__Problem to work on__: Report every line below that holds the word "constraints".

[Records]
※

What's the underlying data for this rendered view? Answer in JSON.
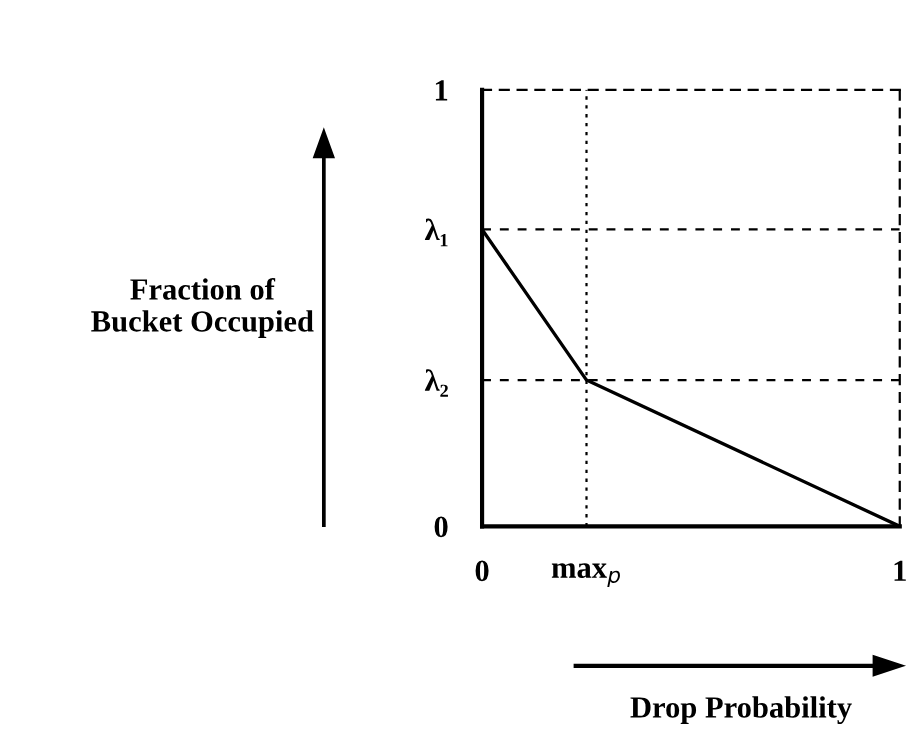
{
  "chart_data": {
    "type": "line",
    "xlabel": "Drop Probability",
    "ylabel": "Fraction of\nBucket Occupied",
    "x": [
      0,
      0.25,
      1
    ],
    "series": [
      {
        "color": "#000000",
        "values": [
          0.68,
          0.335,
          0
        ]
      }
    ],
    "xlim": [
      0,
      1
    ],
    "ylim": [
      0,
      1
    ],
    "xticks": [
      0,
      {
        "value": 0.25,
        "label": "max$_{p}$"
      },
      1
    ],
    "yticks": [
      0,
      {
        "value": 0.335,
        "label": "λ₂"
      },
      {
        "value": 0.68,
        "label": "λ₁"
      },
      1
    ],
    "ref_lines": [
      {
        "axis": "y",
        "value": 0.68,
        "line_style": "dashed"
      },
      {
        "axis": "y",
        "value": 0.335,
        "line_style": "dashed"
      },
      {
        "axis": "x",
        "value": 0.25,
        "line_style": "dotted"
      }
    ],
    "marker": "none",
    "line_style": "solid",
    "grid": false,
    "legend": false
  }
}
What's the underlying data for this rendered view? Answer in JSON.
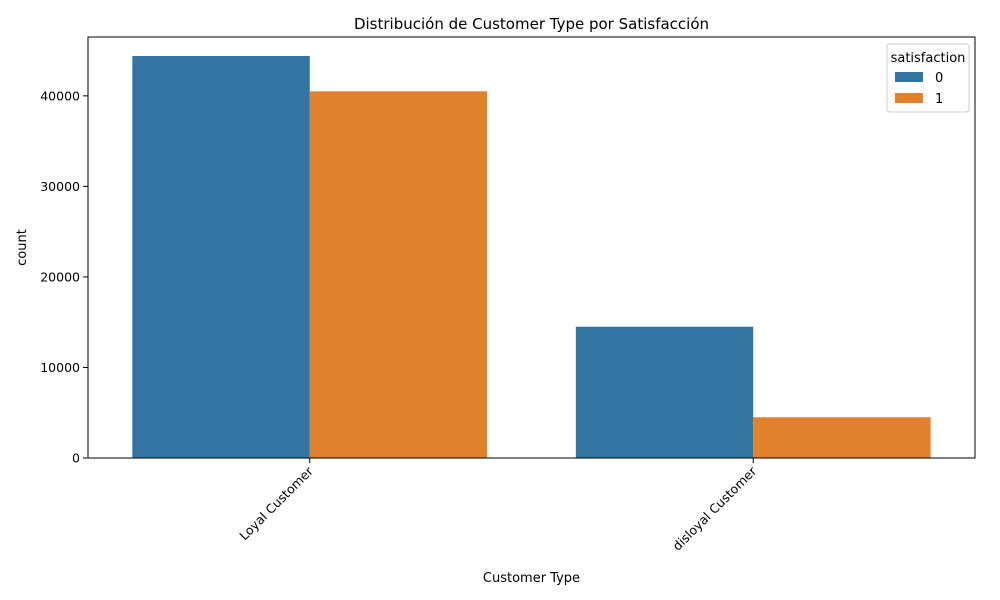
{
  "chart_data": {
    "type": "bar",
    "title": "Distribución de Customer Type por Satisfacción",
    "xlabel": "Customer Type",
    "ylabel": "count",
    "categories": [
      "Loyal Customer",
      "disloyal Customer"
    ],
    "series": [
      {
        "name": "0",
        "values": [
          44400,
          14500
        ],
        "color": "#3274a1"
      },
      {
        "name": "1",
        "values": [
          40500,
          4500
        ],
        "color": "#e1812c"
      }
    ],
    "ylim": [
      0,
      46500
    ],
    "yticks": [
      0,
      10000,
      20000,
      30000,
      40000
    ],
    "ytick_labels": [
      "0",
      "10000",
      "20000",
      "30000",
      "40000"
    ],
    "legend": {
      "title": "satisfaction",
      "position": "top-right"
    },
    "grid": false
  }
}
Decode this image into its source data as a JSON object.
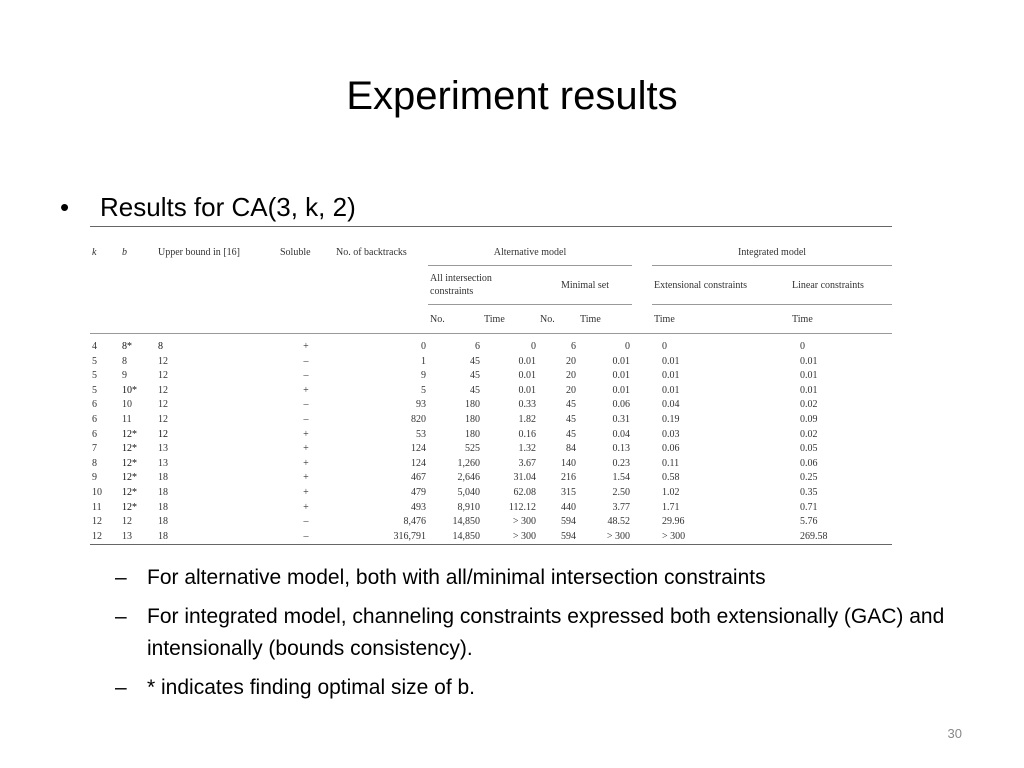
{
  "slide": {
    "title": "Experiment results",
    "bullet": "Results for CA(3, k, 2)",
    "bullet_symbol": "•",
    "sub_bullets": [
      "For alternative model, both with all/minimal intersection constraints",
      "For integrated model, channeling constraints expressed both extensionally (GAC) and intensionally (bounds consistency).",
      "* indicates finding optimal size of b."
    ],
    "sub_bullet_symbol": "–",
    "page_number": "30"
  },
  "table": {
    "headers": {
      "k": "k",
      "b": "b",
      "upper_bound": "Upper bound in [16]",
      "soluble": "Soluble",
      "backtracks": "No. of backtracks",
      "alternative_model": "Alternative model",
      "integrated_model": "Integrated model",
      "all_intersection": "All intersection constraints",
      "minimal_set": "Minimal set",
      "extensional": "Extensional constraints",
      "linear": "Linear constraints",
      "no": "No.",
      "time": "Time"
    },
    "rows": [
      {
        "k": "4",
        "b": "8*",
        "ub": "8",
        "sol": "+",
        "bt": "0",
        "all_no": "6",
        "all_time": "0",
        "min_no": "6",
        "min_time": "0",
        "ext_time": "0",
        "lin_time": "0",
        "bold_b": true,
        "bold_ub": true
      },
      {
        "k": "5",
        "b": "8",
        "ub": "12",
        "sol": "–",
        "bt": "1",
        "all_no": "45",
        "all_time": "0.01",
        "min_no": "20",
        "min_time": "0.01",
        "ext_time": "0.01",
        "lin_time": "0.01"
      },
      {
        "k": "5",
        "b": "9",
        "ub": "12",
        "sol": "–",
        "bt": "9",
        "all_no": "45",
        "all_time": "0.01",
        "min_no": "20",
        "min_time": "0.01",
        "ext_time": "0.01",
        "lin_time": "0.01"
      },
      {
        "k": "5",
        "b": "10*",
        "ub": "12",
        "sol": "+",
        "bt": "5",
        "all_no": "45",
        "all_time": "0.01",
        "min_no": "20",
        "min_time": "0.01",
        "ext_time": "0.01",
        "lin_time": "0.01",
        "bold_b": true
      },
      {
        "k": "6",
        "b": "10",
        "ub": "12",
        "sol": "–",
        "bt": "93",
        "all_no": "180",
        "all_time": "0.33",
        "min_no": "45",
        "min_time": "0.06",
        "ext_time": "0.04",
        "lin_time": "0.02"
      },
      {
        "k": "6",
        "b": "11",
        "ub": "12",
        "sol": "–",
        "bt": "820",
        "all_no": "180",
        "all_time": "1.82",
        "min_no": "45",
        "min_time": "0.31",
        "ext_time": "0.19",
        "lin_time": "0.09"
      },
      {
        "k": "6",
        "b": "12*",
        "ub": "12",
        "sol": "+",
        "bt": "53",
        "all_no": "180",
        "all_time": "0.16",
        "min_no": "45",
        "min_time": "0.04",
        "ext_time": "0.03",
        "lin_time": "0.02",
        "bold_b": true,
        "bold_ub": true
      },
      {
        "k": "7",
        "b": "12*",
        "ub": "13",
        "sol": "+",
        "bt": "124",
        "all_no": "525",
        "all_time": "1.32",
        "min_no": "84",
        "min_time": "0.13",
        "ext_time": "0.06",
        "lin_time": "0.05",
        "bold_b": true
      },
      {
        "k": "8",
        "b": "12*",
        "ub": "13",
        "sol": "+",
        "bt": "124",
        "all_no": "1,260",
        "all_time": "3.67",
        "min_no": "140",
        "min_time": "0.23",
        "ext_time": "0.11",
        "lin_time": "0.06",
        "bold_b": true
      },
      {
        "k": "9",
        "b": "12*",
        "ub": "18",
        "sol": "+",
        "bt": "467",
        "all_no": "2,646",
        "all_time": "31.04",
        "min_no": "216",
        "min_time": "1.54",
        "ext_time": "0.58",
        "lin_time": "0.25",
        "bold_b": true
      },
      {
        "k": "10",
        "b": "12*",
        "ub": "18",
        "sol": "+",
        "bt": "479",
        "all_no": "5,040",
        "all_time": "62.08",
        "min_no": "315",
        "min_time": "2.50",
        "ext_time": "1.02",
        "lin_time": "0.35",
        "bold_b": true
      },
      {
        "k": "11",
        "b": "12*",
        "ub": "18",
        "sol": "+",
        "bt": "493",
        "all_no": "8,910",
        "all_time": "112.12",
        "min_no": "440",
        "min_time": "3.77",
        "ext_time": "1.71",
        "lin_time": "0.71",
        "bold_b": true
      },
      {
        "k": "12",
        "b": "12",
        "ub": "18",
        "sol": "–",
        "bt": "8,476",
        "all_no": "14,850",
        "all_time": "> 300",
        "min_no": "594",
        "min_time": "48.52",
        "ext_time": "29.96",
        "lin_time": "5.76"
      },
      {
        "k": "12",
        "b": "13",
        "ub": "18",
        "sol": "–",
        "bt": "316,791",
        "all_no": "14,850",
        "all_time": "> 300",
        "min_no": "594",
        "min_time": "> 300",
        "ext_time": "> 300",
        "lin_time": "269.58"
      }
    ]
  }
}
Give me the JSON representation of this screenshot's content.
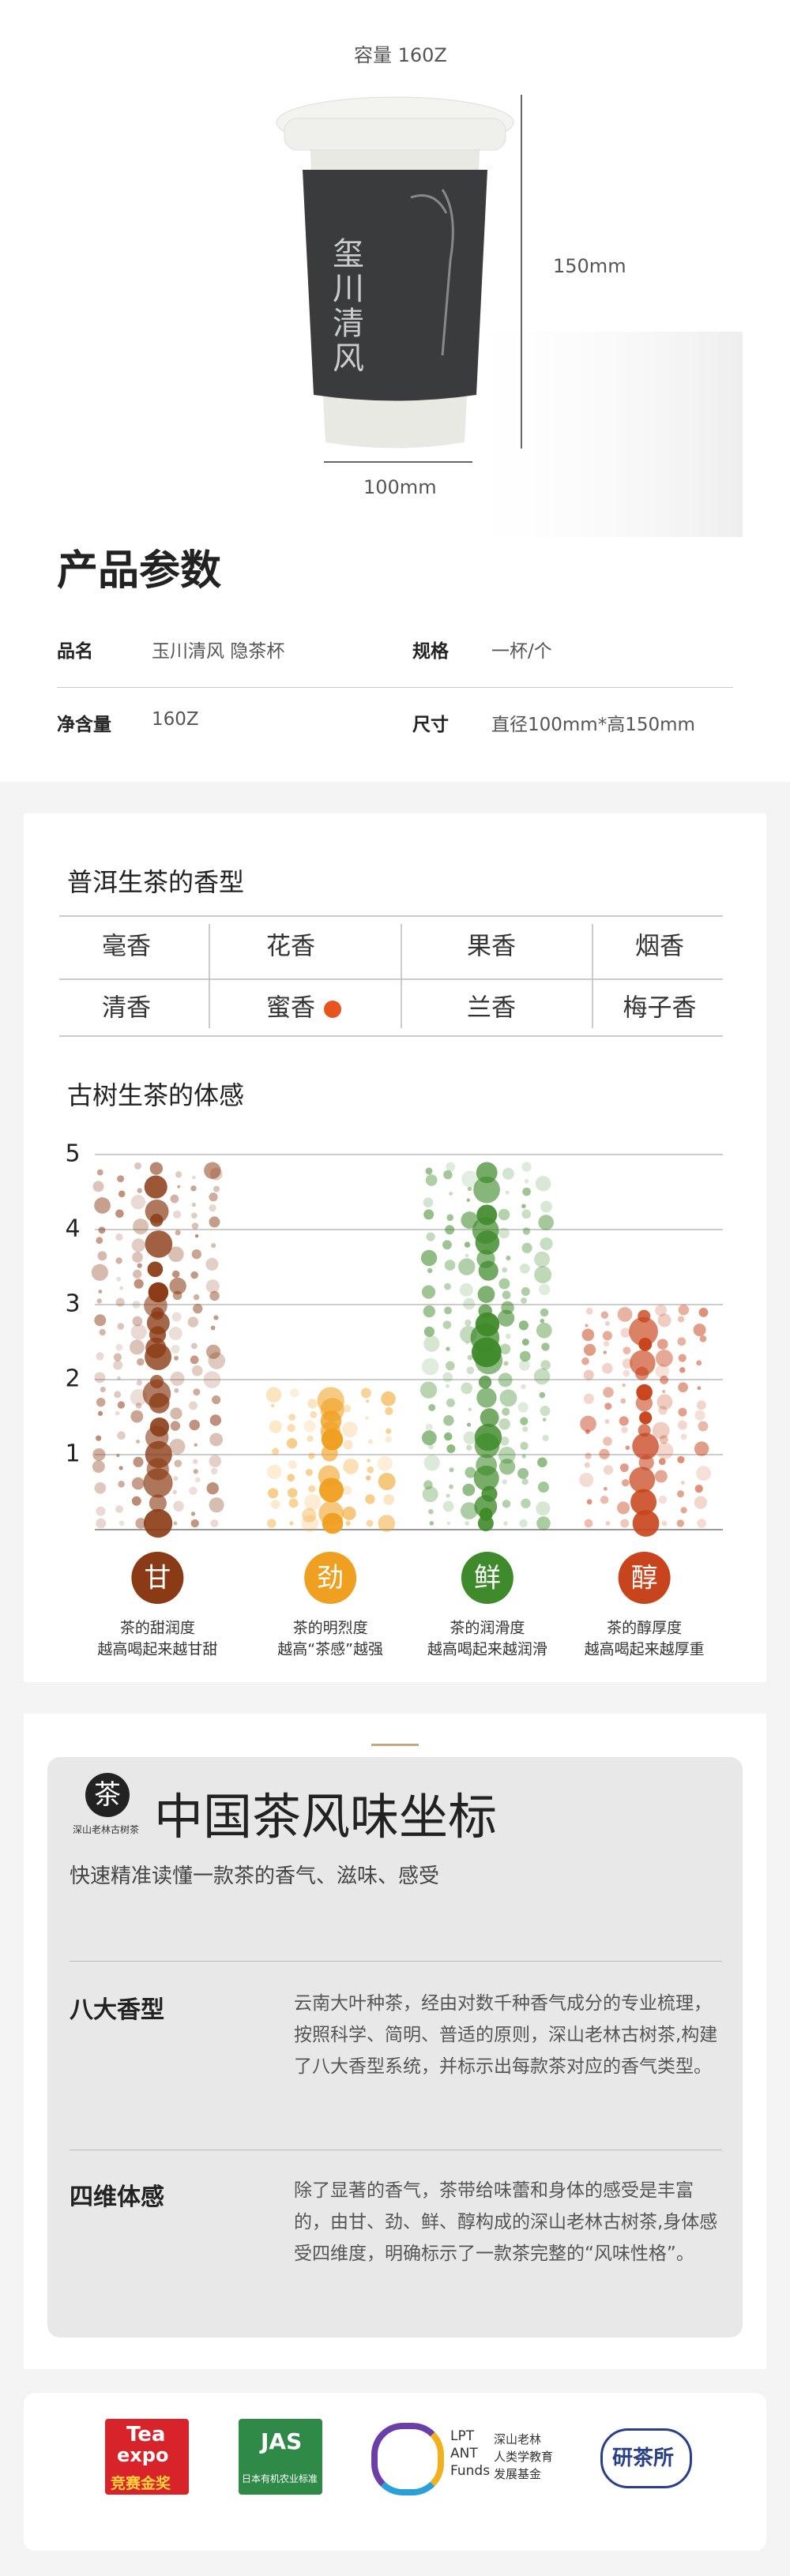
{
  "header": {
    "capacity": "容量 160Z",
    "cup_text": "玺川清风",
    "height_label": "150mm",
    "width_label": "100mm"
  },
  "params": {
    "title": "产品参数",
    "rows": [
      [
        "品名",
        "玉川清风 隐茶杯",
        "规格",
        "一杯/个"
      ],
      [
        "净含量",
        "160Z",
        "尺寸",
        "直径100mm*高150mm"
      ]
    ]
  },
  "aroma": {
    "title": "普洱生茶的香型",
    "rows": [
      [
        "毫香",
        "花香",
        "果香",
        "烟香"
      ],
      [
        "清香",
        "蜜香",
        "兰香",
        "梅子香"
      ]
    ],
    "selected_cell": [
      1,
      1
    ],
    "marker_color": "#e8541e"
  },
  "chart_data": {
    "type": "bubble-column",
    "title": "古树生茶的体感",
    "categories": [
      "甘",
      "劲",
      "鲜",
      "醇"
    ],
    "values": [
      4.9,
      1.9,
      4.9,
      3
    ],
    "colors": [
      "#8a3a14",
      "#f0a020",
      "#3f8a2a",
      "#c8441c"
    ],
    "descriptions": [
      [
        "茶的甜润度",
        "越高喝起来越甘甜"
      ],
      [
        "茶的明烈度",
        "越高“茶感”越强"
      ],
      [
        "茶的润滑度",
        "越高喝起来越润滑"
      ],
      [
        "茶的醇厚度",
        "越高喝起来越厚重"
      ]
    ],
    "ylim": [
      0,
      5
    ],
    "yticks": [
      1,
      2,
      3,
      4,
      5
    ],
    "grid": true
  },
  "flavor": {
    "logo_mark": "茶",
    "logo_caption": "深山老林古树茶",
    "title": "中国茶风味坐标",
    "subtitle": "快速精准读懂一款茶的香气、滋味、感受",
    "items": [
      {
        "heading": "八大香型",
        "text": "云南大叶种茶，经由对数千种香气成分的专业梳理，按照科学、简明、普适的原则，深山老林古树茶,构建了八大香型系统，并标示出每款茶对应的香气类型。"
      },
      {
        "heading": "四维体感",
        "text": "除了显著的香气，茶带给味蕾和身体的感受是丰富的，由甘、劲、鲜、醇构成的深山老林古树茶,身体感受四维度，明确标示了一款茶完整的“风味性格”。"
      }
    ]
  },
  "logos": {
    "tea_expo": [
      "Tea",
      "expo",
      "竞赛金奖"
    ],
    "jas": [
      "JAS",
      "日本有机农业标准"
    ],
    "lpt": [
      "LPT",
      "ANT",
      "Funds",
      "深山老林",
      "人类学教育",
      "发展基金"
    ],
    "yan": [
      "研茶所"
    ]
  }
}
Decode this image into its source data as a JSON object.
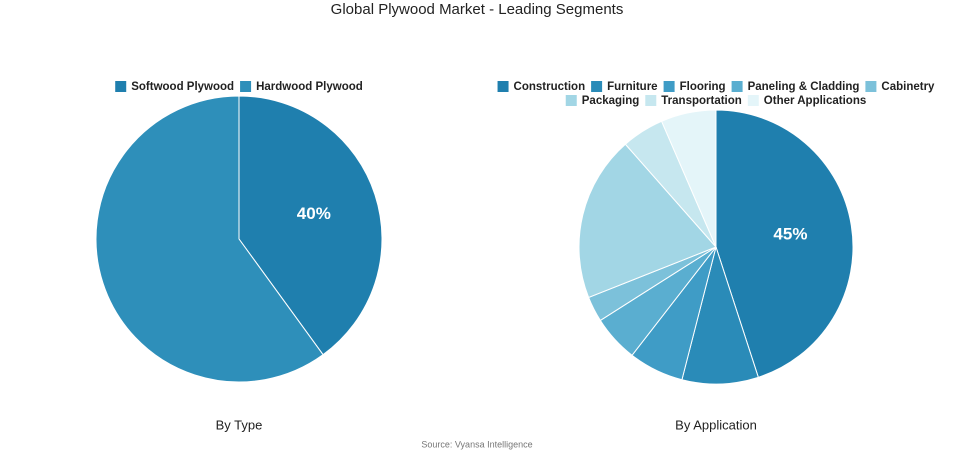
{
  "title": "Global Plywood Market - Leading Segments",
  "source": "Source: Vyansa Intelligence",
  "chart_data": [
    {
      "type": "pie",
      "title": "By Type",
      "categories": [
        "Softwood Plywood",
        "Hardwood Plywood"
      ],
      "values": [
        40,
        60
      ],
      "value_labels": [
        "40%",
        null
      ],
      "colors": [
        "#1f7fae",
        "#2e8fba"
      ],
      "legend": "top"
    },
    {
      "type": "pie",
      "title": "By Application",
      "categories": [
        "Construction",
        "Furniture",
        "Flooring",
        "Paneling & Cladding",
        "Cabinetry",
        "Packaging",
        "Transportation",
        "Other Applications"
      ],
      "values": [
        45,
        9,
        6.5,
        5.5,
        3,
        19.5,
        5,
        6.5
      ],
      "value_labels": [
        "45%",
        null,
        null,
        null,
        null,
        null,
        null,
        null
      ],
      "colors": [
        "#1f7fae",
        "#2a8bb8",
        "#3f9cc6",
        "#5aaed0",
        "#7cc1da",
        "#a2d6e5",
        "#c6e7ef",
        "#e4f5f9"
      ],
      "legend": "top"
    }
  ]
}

※

__Response to this task__:
      "For alternative model, both with all/minimal intersection constraints",
      "For integrated model, channeling constraints expressed both extensionally (GAC) and intensionally (bounds consistency).",
      "all_intersection": "All intersection constraints",
      "extensional": "Extensional constraints",
      "linear": "Linear constraints",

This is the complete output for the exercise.